(Directions for this task) Could you output the records word for word, beginning at the line that contains "What elements are in" and stopping after the line that contains "legend-swatch [10, 183, 22, 196]", with the pictures left out?

(Available data)
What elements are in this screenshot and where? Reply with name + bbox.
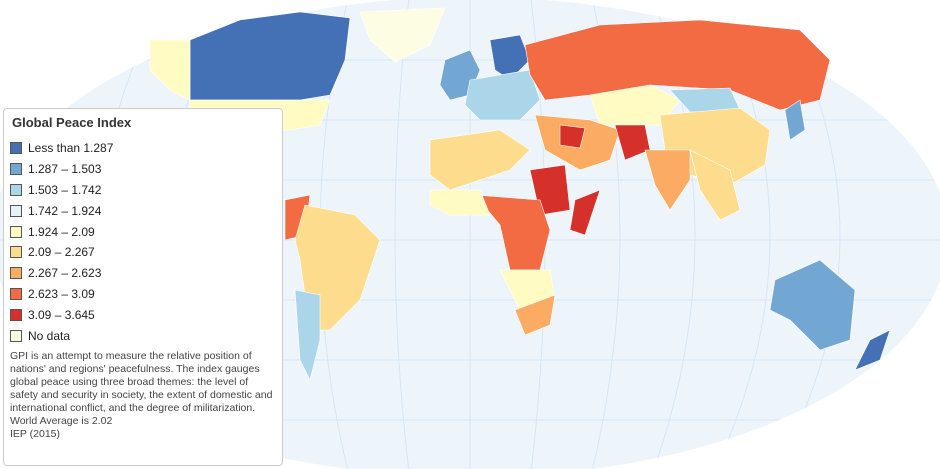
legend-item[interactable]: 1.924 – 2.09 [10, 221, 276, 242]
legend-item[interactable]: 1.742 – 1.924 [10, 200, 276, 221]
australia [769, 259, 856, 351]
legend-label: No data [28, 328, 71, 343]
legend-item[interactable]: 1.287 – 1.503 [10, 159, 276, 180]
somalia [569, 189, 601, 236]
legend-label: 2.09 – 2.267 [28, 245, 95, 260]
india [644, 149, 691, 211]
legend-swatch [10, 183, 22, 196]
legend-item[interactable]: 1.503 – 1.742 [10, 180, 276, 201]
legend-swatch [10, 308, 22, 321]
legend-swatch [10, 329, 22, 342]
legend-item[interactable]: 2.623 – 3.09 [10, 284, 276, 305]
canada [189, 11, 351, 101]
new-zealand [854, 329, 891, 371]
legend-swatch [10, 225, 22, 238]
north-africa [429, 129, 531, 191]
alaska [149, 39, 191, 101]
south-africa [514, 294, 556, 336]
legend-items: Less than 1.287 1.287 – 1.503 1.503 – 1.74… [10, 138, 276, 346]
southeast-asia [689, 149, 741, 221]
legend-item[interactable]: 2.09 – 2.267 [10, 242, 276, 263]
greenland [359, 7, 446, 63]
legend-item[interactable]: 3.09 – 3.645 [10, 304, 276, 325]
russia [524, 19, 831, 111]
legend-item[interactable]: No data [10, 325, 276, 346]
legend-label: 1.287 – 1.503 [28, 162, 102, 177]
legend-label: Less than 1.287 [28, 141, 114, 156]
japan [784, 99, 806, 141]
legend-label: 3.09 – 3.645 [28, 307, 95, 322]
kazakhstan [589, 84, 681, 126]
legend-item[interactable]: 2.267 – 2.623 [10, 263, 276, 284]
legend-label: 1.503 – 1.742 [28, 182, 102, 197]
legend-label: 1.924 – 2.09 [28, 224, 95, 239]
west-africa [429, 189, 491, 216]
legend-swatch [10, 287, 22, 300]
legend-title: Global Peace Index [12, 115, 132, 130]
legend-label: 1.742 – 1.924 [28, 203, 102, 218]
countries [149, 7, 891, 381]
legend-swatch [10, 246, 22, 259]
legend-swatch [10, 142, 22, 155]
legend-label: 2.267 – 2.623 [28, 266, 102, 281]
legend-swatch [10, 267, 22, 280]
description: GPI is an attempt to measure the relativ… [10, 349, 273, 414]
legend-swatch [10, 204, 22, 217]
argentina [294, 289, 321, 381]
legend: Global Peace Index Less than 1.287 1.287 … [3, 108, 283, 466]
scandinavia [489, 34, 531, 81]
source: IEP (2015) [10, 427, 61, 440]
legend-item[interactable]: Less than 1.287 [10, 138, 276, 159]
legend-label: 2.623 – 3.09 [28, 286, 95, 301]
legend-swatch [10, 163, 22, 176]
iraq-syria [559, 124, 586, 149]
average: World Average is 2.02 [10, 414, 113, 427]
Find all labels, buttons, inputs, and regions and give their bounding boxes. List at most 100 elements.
--
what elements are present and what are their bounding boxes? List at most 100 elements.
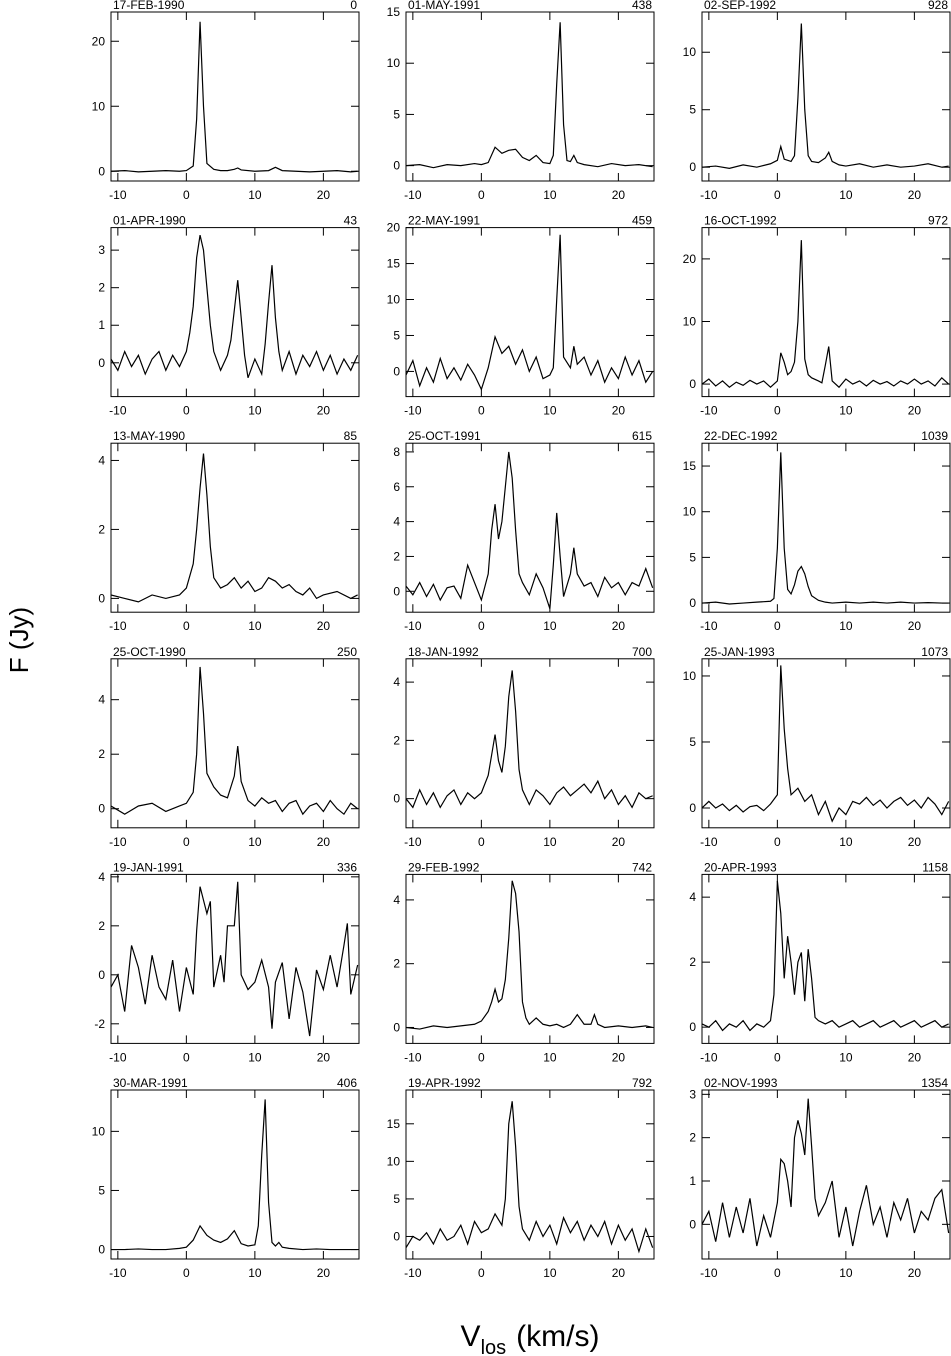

(Written response)
What elements are in this screenshot and where? Reply with name + bbox.
legend-item[interactable]: 1.924 – 2.09 [10, 221, 276, 242]
legend-item[interactable]: 1.742 – 1.924 [10, 200, 276, 221]
australia [769, 259, 856, 351]
legend-label: No data [28, 328, 71, 343]
legend-item[interactable]: 1.287 – 1.503 [10, 159, 276, 180]
somalia [569, 189, 601, 236]
legend-label: 2.09 – 2.267 [28, 245, 95, 260]
india [644, 149, 691, 211]
legend-swatch [10, 183, 22, 196]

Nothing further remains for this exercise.